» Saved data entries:
****

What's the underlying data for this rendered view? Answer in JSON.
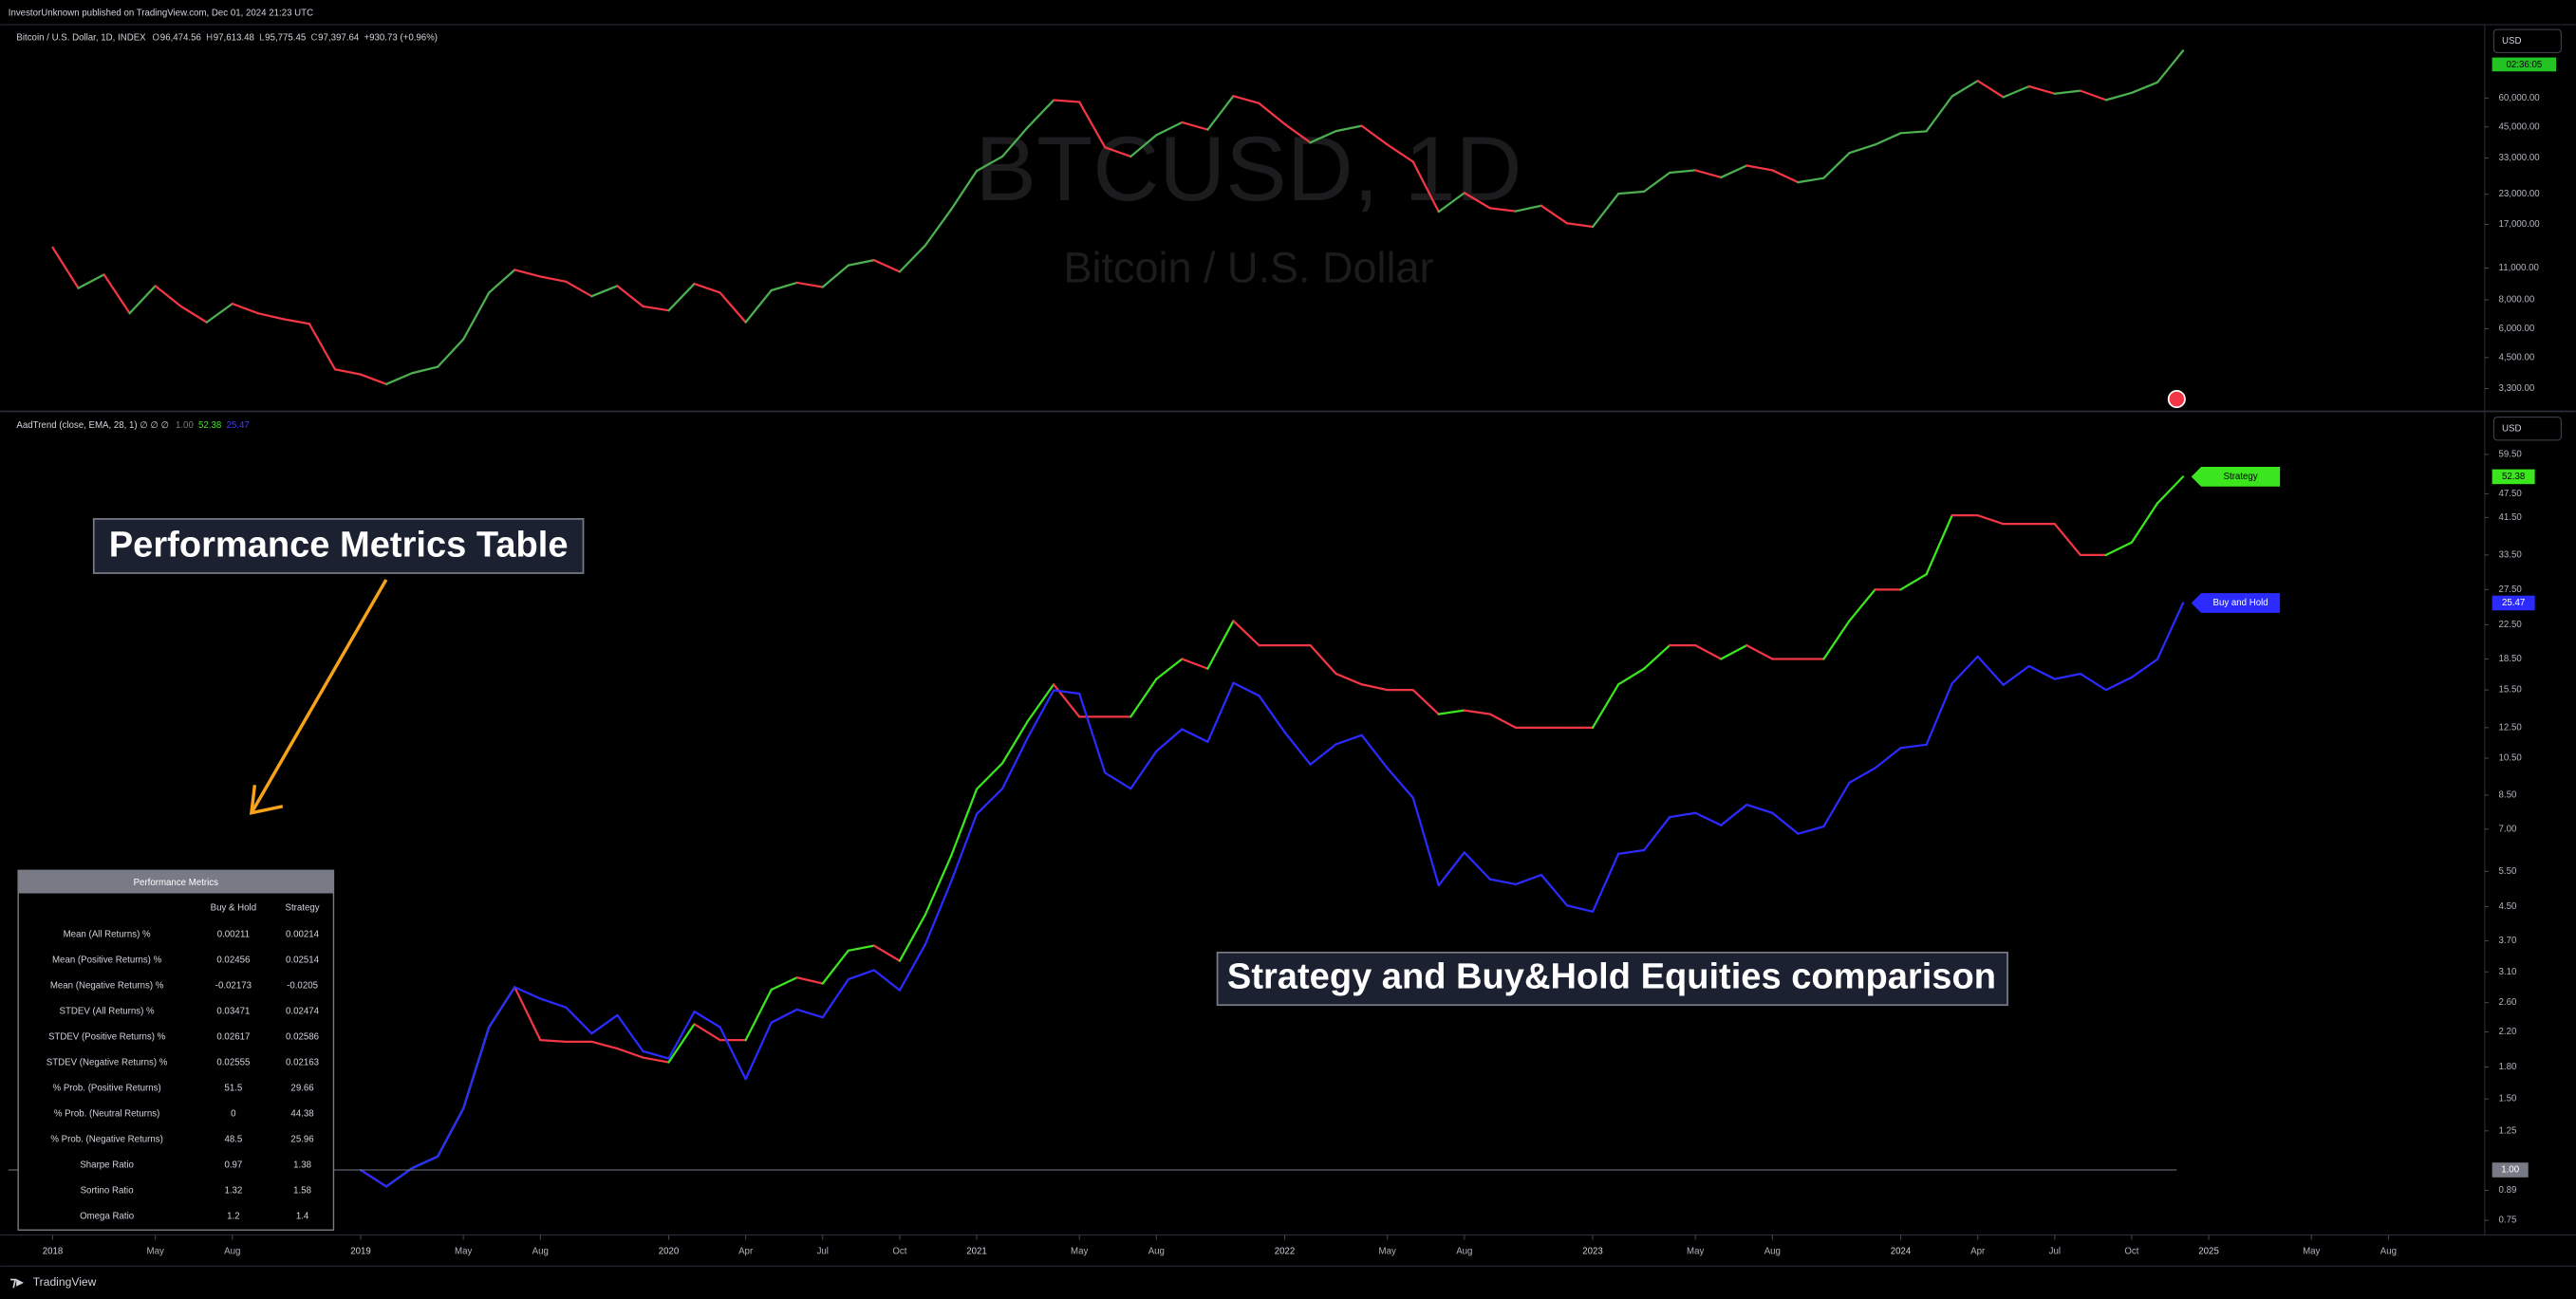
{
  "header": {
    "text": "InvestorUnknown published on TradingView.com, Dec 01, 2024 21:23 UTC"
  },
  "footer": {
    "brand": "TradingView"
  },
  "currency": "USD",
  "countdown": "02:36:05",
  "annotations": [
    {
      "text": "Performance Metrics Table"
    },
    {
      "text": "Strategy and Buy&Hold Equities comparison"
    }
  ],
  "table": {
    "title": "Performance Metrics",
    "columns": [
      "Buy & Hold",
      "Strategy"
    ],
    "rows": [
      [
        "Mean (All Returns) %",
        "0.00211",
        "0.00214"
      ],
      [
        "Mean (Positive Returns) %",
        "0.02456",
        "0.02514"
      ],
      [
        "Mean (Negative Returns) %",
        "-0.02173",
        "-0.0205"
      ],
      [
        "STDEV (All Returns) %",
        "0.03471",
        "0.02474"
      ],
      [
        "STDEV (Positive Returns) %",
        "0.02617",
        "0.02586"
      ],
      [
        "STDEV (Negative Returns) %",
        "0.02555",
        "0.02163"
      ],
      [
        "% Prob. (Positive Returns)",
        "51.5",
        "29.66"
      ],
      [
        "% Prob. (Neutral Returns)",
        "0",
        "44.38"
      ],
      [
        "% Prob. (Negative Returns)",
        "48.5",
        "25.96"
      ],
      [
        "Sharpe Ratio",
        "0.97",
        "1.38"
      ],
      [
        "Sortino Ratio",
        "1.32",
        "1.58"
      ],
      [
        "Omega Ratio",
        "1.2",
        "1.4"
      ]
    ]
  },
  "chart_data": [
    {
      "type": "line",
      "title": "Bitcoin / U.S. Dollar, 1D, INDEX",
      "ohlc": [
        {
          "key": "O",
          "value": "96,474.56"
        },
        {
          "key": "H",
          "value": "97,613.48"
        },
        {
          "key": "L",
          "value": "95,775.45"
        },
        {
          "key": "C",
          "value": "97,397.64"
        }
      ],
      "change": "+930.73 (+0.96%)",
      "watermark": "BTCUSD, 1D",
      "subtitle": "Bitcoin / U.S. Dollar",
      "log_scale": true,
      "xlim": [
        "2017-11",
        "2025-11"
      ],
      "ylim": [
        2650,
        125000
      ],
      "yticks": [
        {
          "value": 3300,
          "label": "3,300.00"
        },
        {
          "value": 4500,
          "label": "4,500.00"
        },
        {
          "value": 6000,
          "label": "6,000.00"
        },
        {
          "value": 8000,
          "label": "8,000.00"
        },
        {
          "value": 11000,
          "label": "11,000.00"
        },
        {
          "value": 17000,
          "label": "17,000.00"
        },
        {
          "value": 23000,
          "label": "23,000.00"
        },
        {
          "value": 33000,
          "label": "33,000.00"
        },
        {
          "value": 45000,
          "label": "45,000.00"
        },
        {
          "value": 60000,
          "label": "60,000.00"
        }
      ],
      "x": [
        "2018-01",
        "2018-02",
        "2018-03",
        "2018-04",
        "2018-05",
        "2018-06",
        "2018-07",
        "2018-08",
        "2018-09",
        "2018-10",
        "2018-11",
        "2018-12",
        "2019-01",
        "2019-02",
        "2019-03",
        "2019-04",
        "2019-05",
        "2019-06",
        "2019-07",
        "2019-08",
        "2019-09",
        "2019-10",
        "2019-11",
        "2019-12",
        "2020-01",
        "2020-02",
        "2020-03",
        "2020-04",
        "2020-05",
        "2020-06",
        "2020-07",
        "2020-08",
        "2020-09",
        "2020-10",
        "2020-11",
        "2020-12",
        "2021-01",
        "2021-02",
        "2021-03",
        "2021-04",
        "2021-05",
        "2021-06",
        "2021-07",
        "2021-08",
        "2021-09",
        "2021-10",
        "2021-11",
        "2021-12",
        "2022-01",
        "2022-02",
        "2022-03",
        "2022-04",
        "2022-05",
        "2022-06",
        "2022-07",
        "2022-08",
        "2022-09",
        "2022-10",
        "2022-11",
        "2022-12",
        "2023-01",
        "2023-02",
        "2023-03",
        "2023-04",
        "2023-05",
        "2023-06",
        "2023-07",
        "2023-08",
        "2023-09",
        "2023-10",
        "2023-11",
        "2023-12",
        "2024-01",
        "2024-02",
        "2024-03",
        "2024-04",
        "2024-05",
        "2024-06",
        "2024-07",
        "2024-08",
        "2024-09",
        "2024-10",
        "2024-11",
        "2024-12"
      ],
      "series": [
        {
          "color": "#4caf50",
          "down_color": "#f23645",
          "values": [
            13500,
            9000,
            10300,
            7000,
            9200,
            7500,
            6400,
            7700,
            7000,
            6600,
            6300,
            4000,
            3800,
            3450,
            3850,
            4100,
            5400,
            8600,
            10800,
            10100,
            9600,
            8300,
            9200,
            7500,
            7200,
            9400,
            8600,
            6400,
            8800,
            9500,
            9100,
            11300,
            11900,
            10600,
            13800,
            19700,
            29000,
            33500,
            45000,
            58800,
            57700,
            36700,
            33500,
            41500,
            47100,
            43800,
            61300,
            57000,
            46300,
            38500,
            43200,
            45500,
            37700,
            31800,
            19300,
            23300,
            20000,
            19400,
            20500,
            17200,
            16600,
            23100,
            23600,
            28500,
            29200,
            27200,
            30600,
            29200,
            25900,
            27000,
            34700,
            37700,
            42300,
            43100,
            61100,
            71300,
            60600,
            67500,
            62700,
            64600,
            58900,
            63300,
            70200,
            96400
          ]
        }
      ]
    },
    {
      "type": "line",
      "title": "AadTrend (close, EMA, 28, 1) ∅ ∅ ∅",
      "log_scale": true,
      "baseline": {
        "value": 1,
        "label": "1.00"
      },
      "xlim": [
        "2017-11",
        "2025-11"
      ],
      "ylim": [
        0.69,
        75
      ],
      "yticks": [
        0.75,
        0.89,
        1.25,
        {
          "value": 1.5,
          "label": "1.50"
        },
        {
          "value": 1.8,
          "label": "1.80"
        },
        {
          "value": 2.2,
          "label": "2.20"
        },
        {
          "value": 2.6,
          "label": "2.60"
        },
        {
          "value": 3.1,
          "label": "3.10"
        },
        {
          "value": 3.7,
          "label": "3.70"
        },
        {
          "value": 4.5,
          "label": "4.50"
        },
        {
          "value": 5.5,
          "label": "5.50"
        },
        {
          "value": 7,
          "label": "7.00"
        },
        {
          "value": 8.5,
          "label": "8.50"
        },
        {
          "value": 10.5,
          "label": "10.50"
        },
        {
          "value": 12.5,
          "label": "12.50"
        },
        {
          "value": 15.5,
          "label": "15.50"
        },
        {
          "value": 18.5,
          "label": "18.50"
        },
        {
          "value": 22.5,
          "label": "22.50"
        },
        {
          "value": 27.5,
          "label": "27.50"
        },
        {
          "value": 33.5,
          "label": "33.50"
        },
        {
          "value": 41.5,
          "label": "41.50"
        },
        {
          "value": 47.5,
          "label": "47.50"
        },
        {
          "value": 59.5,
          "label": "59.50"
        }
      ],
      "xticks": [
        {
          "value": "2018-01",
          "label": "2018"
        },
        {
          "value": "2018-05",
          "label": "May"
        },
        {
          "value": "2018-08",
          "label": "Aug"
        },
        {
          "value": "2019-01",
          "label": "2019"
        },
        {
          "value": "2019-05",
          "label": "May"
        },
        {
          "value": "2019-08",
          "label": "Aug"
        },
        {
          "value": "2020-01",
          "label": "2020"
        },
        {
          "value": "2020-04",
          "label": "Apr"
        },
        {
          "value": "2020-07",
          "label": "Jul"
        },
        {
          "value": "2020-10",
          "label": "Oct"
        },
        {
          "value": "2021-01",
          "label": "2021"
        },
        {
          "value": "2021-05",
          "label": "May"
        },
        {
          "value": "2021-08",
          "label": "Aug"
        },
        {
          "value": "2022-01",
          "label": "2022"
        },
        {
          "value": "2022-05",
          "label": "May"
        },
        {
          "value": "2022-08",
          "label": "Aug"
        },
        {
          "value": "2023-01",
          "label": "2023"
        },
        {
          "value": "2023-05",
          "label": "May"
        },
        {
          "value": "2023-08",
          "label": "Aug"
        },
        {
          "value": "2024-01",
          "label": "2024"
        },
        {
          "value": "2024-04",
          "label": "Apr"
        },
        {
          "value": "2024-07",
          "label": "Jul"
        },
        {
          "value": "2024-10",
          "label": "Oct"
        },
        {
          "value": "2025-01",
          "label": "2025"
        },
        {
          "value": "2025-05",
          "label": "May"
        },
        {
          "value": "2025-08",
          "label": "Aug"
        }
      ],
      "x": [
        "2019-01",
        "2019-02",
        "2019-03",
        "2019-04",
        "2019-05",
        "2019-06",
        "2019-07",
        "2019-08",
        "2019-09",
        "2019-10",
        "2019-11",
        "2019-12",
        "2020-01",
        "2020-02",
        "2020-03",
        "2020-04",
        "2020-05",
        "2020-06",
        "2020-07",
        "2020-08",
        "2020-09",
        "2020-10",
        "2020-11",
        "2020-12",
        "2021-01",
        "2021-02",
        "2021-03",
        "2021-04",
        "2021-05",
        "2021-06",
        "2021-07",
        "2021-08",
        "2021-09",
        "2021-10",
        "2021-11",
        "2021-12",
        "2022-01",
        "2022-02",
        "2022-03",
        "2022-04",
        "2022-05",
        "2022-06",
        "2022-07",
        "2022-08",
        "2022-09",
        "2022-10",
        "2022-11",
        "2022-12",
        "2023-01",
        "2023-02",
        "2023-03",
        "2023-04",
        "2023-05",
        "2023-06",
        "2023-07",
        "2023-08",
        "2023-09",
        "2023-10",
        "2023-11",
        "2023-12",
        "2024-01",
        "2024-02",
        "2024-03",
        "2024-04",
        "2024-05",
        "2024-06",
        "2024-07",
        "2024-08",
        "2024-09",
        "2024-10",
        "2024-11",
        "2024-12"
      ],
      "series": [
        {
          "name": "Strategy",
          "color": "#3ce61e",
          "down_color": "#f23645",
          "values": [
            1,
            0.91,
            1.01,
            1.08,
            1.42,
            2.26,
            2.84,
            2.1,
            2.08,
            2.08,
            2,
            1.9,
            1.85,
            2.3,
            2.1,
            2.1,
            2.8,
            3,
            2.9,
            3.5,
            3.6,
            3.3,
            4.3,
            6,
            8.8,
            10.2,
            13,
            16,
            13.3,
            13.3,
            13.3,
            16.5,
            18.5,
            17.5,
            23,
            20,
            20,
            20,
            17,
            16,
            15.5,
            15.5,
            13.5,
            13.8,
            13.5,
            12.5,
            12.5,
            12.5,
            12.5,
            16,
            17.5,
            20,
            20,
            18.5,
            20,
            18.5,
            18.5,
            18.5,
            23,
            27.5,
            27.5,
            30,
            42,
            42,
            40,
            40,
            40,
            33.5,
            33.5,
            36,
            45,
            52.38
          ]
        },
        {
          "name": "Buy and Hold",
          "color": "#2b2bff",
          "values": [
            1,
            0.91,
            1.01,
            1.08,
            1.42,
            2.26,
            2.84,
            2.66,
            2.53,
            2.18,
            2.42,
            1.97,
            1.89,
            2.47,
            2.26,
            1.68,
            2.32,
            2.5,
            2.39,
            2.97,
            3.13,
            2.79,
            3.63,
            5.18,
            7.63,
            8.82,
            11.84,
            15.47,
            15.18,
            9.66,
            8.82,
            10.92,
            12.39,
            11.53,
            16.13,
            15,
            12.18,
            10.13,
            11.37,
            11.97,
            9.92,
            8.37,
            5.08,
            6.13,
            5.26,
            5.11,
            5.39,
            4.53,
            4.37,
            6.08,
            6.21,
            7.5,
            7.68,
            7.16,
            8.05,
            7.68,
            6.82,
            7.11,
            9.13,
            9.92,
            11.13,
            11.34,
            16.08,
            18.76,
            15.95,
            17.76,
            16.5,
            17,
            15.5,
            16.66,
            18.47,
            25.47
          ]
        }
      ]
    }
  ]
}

****

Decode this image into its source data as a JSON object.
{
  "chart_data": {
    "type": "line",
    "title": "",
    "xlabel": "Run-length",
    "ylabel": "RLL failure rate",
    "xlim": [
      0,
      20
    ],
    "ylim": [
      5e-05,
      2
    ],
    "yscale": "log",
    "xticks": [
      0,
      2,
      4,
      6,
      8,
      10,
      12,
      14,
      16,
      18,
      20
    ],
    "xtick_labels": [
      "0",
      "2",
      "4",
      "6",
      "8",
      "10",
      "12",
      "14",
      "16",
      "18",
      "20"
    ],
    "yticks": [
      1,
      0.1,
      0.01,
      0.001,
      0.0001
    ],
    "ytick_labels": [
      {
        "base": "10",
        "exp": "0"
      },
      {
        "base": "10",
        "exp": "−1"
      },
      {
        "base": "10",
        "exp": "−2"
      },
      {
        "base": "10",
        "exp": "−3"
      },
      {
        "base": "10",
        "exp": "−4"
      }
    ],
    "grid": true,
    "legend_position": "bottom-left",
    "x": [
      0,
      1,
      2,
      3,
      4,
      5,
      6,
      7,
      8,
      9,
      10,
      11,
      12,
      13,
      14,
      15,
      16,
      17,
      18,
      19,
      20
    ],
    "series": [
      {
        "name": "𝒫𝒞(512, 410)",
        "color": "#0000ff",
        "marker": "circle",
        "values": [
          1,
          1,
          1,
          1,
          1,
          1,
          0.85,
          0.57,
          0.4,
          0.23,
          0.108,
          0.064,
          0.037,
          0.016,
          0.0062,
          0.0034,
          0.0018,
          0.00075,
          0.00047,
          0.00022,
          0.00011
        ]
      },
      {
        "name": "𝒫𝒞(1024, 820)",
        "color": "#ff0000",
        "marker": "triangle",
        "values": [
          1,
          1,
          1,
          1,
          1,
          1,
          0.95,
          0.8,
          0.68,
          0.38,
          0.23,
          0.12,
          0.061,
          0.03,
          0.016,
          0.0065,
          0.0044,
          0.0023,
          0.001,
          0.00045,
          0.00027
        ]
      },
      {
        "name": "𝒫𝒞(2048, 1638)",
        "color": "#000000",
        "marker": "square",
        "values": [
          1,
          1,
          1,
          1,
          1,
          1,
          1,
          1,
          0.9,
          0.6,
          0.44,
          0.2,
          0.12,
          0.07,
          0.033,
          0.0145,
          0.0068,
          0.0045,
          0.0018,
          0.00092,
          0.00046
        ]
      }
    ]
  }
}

****

» Problem requirements: Scan the listing above for the word "TradingView" and copy every line that holds it.

» Task solution:
    "text": "InvestorUnknown published on TradingView.com, Dec 01, 2024 21:23 UTC"
    "brand": "TradingView"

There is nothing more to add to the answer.